Look at each line of the records and count those with "temperature" in them. Please answer with the count alone.

(A block of data)

++++++++

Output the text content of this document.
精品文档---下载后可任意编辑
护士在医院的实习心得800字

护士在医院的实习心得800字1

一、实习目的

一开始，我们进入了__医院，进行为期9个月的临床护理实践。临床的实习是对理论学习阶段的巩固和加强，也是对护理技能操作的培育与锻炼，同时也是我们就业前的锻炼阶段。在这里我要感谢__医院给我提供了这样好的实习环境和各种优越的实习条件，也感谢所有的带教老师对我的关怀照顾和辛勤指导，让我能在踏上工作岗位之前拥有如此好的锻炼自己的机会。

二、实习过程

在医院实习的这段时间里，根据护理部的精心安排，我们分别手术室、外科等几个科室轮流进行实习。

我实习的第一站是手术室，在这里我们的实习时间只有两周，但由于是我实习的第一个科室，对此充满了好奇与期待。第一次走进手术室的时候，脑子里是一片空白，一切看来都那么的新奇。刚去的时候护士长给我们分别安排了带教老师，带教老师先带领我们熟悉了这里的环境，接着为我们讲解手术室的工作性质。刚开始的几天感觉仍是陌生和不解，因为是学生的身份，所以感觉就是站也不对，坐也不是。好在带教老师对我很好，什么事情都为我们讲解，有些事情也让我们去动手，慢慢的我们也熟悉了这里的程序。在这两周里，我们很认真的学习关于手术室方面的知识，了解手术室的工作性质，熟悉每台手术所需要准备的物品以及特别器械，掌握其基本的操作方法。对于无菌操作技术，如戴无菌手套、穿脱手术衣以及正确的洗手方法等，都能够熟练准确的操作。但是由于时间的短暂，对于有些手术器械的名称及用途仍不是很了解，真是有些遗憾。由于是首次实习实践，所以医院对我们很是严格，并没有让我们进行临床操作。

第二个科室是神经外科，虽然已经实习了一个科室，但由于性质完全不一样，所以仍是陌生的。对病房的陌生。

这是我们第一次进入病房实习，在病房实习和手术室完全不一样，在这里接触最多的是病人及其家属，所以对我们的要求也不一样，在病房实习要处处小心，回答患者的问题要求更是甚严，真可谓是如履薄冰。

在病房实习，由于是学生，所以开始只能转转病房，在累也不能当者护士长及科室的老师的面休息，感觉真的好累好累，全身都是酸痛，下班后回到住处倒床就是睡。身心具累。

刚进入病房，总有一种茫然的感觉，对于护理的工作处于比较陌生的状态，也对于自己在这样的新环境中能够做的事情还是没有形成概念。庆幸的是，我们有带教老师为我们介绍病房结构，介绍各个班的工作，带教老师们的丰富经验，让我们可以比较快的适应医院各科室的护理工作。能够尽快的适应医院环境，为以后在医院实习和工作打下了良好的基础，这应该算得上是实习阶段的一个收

++++++++

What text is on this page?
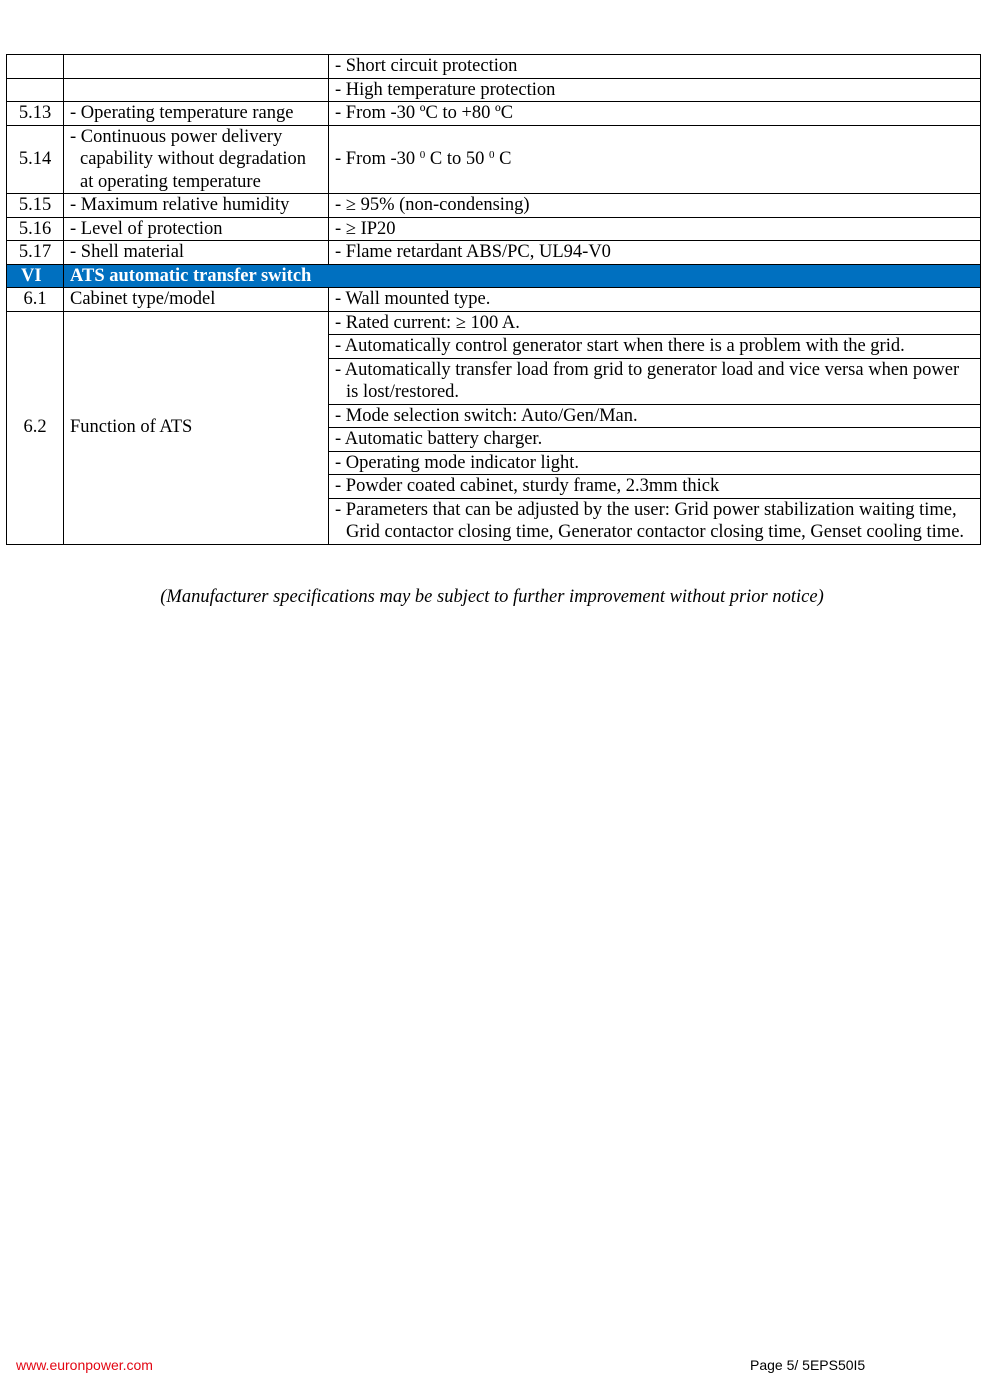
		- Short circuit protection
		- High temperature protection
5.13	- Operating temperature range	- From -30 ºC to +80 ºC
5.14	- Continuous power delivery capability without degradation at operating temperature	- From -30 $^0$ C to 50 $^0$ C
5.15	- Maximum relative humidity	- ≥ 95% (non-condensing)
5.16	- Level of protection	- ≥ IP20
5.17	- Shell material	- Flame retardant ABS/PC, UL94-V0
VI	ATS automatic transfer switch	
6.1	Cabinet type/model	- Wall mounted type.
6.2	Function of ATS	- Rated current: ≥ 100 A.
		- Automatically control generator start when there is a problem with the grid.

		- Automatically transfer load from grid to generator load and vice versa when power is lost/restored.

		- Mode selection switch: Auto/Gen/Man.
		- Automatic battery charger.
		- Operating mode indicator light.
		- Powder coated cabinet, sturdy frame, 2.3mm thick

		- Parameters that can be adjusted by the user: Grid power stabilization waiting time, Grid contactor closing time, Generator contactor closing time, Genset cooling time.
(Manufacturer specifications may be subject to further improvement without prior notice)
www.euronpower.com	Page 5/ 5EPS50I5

++++++++

Final result ->
3